Extracted data entries:

========================

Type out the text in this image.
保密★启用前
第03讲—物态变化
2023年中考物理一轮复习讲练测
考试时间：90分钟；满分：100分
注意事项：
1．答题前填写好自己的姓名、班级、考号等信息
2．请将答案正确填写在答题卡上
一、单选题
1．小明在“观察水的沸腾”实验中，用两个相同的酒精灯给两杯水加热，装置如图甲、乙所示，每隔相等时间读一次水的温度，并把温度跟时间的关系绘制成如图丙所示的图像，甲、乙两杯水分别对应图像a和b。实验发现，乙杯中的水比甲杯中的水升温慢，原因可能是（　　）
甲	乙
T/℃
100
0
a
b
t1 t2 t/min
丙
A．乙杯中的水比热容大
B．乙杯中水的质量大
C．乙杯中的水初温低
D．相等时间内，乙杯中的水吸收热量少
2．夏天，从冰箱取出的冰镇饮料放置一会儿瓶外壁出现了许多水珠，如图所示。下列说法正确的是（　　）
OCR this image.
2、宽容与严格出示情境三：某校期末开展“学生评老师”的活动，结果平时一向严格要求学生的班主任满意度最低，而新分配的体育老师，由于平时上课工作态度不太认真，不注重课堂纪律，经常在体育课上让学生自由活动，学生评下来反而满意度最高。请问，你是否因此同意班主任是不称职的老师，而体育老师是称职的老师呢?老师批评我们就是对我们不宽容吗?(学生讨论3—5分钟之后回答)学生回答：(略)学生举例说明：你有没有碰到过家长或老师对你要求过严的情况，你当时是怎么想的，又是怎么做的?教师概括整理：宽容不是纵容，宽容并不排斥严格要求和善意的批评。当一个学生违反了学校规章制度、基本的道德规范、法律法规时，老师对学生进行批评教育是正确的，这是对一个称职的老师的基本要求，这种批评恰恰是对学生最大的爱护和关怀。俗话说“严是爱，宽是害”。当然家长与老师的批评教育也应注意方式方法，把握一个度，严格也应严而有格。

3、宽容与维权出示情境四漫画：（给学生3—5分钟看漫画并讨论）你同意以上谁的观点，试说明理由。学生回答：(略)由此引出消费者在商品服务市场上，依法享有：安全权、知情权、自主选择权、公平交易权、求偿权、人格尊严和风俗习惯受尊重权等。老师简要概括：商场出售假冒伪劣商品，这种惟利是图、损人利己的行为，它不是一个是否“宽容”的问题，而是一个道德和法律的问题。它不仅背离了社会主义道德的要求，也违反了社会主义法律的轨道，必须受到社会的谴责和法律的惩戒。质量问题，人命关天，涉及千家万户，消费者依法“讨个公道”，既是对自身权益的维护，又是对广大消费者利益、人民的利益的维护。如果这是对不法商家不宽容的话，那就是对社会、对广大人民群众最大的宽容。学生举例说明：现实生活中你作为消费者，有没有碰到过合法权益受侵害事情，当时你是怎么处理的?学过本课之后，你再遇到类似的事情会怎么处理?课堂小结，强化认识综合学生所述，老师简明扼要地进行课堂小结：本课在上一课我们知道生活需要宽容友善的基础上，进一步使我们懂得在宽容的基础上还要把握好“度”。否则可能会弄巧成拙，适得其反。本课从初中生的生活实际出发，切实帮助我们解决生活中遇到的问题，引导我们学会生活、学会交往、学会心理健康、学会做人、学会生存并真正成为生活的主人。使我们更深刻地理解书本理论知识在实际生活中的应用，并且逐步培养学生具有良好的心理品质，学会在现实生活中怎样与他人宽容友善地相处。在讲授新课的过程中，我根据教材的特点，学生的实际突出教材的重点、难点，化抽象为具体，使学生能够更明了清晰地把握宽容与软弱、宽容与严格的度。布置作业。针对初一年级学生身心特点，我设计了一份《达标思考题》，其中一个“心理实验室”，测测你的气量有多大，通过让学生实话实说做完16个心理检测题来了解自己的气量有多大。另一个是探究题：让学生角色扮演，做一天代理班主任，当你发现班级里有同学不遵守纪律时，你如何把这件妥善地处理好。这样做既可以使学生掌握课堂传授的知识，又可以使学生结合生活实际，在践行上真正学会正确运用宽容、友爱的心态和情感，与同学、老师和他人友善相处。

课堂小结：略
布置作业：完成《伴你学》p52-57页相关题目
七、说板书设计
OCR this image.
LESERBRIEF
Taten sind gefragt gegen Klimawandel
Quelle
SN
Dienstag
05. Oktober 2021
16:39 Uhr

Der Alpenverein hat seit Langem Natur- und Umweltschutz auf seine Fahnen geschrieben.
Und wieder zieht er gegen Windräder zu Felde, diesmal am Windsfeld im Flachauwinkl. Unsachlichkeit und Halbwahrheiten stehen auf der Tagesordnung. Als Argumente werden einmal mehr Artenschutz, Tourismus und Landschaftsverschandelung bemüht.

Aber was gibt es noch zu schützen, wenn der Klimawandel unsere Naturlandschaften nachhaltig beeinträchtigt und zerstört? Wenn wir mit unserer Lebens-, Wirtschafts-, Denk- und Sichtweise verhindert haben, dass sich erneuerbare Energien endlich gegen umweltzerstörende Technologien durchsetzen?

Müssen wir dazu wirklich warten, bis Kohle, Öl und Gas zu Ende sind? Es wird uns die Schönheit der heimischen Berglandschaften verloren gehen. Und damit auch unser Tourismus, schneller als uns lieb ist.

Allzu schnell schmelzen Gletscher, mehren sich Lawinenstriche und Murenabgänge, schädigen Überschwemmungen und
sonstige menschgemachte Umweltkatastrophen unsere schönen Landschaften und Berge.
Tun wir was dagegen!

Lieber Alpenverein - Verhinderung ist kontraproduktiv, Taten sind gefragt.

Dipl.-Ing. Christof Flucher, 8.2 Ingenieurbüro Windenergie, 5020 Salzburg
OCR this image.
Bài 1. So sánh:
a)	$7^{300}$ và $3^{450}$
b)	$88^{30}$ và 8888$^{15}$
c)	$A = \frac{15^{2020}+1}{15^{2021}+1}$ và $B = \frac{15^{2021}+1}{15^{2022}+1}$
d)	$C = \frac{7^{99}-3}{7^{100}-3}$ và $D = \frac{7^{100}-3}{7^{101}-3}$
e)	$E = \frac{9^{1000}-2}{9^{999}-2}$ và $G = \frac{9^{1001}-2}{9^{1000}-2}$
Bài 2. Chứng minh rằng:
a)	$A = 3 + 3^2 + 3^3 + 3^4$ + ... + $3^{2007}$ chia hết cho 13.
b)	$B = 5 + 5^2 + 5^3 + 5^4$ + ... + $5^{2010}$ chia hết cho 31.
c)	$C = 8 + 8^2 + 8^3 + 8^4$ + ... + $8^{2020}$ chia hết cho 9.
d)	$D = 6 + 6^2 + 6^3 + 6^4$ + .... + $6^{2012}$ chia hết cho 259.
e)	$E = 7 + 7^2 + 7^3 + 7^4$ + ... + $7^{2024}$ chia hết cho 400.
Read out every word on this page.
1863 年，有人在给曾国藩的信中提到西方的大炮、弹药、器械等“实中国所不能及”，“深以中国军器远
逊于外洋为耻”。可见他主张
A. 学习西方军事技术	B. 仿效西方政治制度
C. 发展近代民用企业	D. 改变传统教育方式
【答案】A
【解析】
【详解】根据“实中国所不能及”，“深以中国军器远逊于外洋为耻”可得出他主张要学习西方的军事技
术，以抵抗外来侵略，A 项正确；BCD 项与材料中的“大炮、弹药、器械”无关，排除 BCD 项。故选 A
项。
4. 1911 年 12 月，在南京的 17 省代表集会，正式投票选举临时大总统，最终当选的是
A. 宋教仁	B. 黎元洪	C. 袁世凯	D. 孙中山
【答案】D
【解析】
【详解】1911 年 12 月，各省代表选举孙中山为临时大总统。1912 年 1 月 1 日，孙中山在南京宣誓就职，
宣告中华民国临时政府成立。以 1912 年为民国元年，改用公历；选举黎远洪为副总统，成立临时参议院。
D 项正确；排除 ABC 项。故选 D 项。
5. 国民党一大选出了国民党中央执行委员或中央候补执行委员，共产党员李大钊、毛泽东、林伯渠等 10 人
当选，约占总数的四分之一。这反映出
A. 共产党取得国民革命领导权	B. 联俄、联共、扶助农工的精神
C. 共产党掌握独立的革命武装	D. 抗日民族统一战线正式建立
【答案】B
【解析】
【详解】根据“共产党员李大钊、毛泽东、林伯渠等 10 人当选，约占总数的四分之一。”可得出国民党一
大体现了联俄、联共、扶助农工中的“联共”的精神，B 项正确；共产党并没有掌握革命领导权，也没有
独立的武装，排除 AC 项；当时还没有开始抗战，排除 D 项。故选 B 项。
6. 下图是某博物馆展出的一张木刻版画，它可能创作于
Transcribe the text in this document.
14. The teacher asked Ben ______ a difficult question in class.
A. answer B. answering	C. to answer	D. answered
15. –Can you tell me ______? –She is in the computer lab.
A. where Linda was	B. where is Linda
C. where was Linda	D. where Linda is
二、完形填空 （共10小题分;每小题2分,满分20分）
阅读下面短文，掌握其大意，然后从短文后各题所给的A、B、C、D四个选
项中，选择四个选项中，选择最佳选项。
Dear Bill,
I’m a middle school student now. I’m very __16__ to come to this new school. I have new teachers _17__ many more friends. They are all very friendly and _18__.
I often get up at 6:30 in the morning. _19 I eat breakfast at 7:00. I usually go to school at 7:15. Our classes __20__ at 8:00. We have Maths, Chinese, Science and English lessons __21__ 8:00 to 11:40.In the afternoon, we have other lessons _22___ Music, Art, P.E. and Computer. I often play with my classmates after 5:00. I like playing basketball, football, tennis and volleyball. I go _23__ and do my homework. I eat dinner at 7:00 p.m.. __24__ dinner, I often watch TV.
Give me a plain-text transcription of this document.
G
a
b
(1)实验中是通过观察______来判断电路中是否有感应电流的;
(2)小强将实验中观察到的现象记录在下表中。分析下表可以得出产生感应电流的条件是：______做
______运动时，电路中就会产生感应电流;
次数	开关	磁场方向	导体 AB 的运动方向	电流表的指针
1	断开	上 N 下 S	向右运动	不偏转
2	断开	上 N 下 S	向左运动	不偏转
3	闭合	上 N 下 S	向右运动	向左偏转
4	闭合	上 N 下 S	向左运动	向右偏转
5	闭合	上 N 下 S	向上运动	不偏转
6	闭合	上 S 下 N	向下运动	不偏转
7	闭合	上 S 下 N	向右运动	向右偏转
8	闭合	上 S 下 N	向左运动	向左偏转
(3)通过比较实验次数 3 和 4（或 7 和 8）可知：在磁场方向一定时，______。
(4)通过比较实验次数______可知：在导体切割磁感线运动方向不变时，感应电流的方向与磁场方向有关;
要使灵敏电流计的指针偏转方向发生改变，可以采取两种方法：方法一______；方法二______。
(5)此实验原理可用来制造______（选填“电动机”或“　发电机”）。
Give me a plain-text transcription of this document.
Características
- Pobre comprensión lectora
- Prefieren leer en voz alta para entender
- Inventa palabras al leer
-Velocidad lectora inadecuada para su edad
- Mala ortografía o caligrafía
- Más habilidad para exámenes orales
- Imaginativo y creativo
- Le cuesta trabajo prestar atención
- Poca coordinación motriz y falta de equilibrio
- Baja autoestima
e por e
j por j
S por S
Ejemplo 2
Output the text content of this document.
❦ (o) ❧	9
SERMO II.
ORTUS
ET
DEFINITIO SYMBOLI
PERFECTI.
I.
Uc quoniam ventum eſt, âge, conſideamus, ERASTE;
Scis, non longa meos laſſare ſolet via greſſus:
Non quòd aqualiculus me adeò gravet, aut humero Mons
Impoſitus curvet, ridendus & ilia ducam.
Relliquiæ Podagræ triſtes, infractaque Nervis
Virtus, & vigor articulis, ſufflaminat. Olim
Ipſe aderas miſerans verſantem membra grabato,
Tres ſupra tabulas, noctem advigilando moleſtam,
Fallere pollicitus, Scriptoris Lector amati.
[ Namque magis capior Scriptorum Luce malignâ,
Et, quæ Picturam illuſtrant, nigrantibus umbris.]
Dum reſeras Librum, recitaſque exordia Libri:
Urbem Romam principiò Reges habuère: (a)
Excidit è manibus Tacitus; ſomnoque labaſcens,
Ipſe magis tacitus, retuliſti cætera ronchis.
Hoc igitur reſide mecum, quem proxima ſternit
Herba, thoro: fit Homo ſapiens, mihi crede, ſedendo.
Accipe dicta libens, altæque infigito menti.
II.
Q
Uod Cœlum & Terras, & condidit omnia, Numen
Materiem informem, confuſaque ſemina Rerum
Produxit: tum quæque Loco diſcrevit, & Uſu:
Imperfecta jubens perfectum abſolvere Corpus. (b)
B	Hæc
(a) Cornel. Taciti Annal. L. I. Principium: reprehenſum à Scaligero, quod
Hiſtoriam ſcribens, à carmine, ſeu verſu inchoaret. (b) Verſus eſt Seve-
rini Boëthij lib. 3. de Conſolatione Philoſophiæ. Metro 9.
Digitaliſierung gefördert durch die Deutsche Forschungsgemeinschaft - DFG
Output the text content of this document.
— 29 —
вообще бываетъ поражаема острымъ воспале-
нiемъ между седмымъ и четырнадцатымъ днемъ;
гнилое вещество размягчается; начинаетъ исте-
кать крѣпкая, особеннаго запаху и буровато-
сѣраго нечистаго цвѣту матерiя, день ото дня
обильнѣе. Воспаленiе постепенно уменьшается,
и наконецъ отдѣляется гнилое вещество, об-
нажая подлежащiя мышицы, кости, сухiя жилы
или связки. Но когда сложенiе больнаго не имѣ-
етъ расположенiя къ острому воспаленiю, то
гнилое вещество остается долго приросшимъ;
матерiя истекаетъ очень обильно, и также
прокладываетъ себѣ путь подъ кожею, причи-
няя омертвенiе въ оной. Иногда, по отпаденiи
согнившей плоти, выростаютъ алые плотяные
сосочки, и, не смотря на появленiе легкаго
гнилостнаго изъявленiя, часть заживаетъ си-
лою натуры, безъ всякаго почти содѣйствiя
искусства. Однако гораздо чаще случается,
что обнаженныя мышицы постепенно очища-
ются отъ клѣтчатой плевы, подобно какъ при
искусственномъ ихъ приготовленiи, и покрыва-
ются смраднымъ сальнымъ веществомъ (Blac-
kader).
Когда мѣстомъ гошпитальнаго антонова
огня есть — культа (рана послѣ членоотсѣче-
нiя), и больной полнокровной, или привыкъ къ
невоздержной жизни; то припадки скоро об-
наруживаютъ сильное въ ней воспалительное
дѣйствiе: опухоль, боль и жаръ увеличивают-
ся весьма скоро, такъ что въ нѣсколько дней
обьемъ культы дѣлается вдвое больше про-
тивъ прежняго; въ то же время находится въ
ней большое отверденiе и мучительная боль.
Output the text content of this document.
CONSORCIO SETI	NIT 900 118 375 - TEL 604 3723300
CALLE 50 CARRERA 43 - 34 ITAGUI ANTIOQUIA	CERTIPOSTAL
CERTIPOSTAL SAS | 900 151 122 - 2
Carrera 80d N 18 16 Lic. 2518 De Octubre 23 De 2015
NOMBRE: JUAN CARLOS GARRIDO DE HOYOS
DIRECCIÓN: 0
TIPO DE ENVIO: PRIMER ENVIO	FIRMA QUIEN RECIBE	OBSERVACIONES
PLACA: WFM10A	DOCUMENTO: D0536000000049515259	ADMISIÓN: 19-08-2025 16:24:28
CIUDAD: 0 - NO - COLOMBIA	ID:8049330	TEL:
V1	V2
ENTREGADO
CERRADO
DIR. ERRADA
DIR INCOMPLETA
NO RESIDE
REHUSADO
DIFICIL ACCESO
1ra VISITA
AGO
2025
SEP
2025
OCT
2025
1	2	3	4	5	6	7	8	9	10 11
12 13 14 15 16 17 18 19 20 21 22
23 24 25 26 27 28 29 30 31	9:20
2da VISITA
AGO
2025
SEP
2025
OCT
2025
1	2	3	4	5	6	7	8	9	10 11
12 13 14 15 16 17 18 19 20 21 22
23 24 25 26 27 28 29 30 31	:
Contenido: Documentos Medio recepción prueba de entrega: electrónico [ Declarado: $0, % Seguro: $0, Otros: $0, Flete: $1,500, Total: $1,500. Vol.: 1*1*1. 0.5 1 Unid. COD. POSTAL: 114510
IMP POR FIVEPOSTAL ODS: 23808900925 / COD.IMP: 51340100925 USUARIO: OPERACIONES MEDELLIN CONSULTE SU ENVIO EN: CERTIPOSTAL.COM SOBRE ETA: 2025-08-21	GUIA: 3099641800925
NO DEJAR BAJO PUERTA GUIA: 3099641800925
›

========================

In the records above, locate every line with the string "unsere" and copy it.

Aber was gibt es noch zu schützen, wenn der Klimawandel unsere Naturlandschaften nachhaltig beeinträchtigt und zerstört? Wenn wir mit unserer Lebens-, Wirtschafts-, Denk- und Sichtweise verhindert haben, dass sich erneuerbare Energien endlich gegen umweltzerstörende Technologien durchsetzen?
sonstige menschgemachte Umweltkatastrophen unsere schönen Landschaften und Berge.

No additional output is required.